/---

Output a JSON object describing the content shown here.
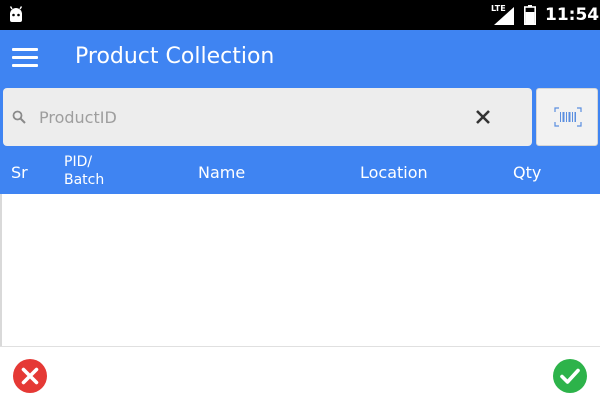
{
  "status_bar": {
    "network_label": "LTE",
    "time": "11:54",
    "icons": [
      "android-icon",
      "signal-icon",
      "battery-icon"
    ]
  },
  "app_bar": {
    "title": "Product Collection",
    "menu_icon": "hamburger-menu-icon"
  },
  "search": {
    "placeholder": "ProductID",
    "value": "",
    "search_icon": "search-icon",
    "clear_icon": "close-icon",
    "scan_icon": "barcode-icon"
  },
  "table": {
    "columns": [
      "Sr",
      "PID/ Batch",
      "Name",
      "Location",
      "Qty"
    ],
    "rows": []
  },
  "actions": {
    "cancel_icon": "cancel-icon",
    "confirm_icon": "check-icon"
  },
  "colors": {
    "primary": "#3f84f2",
    "cancel": "#e53935",
    "confirm": "#2db34a"
  }
}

\---

▶ _Instructions to follow_: Pictures don't belong in the copy. Transcribe every record exactly as it appears.

▶ _Solution below_:
Output a JSON object describing the content shown here.
{
  "status_bar": {
    "network_label": "LTE",
    "time": "11:54",
    "icons": [
      "android-icon",
      "signal-icon",
      "battery-icon"
    ]
  },
  "app_bar": {
    "title": "Product Collection",
    "menu_icon": "hamburger-menu-icon"
  },
  "search": {
    "placeholder": "ProductID",
    "value": "",
    "search_icon": "search-icon",
    "clear_icon": "close-icon",
    "scan_icon": "barcode-icon"
  },
  "table": {
    "columns": [
      "Sr",
      "PID/ Batch",
      "Name",
      "Location",
      "Qty"
    ],
    "rows": []
  },
  "actions": {
    "cancel_icon": "cancel-icon",
    "confirm_icon": "check-icon"
  },
  "colors": {
    "primary": "#3f84f2",
    "cancel": "#e53935",
    "confirm": "#2db34a"
  }
}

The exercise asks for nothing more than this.